• What you have to do:
Return the passage below on Halloween and conspiracy theories word for word, from "Halloween, as celebrated" up to and including "frightening the children!".

• Extracted text:
--- begin ---

Tree root or Gila monster?   Use your imagination!

Halloween, as celebrated in the USA, is the time when Americans take a break from subjecting themselves to a constant barrage of journalism that vigorously asserts that all of the conspiracy theories are the fictional product of an active imagination and that the tales of vampires and werewolves, and stories about Invasions from Mars are true. 

If the hysterical ranting about the possibility that the assassination of President John F. Kennedy was part of a plot is true, then the wider implications of that fictional horror story (substantiated by a second less known Congressional Investigation) would have to be that the scariest Halloween story of all is the possibility that all the best conspiracy theories can be fitted together to form one vast picture of a country that is being played as fools for the benefit of a select few.   Stop thinking that!   You are frightening the children!

--- end ---

• Supplied information:
--- begin ---

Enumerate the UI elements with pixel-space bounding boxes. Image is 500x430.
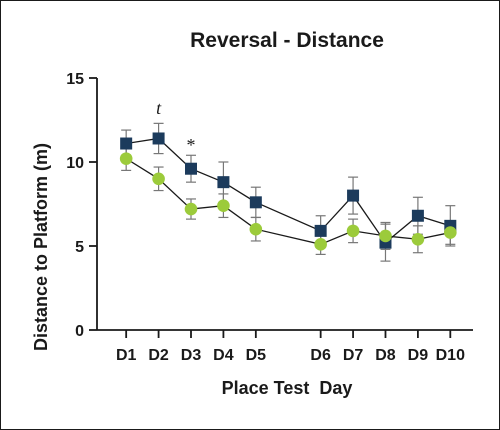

--- end ---

• Right answer:
Halloween, as celebrated in the USA, is the time when Americans take a break from subjecting themselves to a constant barrage of journalism that vigorously asserts that all of the conspiracy theories are the fictional product of an active imagination and that the tales of vampires and werewolves, and stories about Invasions from Mars are true. 

If the hysterical ranting about the possibility that the assassination of President John F. Kennedy was part of a plot is true, then the wider implications of that fictional horror story (substantiated by a second less known Congressional Investigation) would have to be that the scariest Halloween story of all is the possibility that all the best conspiracy theories can be fitted together to form one vast picture of a country that is being played as fools for the benefit of a select few.   Stop thinking that!   You are frightening the children!